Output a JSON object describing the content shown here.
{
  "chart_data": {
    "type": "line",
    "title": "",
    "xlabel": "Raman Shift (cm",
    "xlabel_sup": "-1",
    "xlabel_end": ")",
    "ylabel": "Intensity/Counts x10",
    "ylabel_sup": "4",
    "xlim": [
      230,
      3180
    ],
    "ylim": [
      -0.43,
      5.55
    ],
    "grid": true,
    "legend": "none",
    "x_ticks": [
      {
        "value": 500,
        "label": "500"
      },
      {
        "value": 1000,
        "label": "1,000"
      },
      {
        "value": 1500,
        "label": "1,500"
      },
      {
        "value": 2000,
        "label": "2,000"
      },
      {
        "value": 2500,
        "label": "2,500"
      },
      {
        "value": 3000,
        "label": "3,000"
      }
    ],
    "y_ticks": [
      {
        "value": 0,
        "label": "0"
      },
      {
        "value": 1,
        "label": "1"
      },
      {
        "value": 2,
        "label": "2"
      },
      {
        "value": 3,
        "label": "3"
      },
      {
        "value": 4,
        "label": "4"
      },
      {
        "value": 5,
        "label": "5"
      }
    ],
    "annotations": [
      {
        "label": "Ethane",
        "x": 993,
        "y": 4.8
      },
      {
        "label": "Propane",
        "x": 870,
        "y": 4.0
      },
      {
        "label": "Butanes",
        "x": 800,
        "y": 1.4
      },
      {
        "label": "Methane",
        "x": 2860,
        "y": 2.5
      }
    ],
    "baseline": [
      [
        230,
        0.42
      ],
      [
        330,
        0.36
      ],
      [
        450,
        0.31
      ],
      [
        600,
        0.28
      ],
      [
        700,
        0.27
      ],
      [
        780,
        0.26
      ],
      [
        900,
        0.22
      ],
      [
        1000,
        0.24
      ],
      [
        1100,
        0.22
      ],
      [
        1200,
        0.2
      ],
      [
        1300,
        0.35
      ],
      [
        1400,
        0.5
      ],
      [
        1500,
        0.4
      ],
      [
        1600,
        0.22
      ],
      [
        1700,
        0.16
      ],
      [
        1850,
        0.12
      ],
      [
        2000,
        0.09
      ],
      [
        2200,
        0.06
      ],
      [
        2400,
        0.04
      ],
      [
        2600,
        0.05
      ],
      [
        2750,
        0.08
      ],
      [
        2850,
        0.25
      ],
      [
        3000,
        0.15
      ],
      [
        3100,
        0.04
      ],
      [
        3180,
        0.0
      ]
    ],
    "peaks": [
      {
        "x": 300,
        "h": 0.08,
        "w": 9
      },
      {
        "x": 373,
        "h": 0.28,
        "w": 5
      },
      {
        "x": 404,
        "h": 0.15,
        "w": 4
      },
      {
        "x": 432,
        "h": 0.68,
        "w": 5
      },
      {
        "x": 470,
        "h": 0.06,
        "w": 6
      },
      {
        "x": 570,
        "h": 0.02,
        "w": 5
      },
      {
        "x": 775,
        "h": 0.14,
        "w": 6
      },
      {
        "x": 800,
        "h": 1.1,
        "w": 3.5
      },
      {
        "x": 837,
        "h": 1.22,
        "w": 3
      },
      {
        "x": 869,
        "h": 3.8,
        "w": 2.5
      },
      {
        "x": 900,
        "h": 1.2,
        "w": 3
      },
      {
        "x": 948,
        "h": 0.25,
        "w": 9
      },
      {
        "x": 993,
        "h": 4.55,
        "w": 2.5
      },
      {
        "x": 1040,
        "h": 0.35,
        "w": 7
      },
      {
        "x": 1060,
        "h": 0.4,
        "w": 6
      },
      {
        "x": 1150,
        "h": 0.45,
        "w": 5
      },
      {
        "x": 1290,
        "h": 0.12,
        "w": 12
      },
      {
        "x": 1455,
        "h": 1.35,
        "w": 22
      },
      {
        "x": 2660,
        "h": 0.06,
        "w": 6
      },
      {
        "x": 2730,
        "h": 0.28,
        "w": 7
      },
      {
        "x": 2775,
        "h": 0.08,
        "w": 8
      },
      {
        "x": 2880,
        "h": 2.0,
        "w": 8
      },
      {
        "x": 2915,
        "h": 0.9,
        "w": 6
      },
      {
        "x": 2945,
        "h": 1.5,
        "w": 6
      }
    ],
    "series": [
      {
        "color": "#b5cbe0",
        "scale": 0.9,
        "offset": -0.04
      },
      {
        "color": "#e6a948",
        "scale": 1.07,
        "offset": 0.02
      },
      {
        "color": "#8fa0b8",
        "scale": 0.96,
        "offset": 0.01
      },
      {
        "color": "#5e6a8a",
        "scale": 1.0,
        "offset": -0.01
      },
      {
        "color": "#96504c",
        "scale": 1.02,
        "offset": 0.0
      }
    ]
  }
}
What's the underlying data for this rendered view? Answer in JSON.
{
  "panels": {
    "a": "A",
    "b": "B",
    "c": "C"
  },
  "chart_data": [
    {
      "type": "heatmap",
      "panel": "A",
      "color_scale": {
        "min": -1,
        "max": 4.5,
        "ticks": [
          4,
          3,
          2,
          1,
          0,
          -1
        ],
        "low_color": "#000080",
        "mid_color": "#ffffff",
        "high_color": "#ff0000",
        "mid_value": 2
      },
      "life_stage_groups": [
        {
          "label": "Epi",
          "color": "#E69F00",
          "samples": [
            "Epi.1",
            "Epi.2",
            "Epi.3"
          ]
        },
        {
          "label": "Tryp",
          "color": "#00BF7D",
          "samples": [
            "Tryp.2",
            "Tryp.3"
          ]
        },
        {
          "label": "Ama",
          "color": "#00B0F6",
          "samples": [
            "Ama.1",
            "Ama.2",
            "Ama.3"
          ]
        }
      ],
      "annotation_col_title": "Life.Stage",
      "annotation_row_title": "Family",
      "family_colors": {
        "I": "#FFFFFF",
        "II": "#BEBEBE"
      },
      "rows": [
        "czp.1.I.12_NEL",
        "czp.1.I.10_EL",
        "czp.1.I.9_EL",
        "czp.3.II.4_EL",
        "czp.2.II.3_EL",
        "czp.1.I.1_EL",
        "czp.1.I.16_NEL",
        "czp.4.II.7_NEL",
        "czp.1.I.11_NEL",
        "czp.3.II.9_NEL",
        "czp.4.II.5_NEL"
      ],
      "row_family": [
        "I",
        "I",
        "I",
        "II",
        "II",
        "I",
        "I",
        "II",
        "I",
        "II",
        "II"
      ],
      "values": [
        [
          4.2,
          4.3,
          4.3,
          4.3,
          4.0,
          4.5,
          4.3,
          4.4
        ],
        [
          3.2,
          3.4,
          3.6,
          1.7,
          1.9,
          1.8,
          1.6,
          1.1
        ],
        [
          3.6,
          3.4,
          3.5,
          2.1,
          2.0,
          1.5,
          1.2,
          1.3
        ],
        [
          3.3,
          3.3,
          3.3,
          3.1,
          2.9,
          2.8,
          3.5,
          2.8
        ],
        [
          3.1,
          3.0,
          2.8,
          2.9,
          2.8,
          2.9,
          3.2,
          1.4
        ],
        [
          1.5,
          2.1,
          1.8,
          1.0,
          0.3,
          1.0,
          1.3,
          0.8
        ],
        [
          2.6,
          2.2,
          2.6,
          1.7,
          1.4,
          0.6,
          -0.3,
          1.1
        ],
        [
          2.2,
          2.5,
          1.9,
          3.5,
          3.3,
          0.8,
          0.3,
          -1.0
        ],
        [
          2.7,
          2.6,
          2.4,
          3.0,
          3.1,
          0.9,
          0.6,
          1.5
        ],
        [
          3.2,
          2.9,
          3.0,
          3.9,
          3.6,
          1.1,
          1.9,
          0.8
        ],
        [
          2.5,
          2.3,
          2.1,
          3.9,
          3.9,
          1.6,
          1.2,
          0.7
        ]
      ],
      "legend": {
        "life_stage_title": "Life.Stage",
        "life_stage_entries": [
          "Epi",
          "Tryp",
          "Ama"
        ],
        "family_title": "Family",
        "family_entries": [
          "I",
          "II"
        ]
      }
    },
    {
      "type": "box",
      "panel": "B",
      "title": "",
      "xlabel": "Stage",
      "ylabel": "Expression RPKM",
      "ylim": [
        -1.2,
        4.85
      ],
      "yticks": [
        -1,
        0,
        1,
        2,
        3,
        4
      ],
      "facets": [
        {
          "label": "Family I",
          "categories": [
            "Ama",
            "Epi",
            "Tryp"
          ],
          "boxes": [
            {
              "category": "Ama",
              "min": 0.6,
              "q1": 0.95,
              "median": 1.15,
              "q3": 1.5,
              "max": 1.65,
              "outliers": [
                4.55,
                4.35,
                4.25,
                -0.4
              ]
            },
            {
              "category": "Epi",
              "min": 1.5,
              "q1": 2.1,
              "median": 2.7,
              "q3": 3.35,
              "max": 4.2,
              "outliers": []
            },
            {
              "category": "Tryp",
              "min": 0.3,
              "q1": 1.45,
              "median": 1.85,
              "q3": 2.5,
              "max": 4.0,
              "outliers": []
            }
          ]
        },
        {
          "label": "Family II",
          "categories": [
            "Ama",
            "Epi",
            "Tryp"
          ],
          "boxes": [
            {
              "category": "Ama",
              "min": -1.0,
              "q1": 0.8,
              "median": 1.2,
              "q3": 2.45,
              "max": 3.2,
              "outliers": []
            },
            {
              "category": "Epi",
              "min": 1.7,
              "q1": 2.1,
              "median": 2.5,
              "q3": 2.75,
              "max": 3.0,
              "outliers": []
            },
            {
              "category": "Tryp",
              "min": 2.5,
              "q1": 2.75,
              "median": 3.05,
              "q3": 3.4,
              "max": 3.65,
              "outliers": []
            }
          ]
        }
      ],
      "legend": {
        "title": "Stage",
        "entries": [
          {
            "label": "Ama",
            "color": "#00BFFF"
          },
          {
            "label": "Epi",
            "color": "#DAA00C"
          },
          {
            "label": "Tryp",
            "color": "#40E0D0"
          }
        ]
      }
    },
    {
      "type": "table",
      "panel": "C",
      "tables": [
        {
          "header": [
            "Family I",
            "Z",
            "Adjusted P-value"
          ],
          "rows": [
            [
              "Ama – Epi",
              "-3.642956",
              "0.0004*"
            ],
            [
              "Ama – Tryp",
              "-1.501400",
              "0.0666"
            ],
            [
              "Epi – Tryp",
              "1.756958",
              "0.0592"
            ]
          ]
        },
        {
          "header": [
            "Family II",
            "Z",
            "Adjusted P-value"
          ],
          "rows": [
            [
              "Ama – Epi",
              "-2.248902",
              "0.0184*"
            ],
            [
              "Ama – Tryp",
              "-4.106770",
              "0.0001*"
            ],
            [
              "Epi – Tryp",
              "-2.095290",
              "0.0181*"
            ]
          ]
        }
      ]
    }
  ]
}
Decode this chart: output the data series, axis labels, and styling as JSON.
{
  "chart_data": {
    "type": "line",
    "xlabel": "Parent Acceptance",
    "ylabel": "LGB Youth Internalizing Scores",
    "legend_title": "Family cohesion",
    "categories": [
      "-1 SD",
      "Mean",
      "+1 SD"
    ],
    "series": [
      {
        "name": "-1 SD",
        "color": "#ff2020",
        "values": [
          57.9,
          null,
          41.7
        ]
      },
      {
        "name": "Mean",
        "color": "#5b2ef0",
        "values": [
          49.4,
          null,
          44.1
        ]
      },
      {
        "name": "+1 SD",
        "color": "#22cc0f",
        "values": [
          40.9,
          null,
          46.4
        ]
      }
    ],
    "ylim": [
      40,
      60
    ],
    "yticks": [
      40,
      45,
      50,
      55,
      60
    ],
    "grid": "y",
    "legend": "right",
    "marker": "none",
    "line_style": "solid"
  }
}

## [Your goal]
Output the lines from the line containing "Decode this chart: output" to the end, both included; add nothing.

## [The response]
Decode this chart: output the data series, axis labels, and styling as JSON.
{
  "chart_data": {
    "type": "line",
    "xlabel": "Parent Acceptance",
    "ylabel": "LGB Youth Internalizing Scores",
    "legend_title": "Family cohesion",
    "categories": [
      "-1 SD",
      "Mean",
      "+1 SD"
    ],
    "series": [
      {
        "name": "-1 SD",
        "color": "#ff2020",
        "values": [
          57.9,
          null,
          41.7
        ]
      },
      {
        "name": "Mean",
        "color": "#5b2ef0",
        "values": [
          49.4,
          null,
          44.1
        ]
      },
      {
        "name": "+1 SD",
        "color": "#22cc0f",
        "values": [
          40.9,
          null,
          46.4
        ]
      }
    ],
    "ylim": [
      40,
      60
    ],
    "yticks": [
      40,
      45,
      50,
      55,
      60
    ],
    "grid": "y",
    "legend": "right",
    "marker": "none",
    "line_style": "solid"
  }
}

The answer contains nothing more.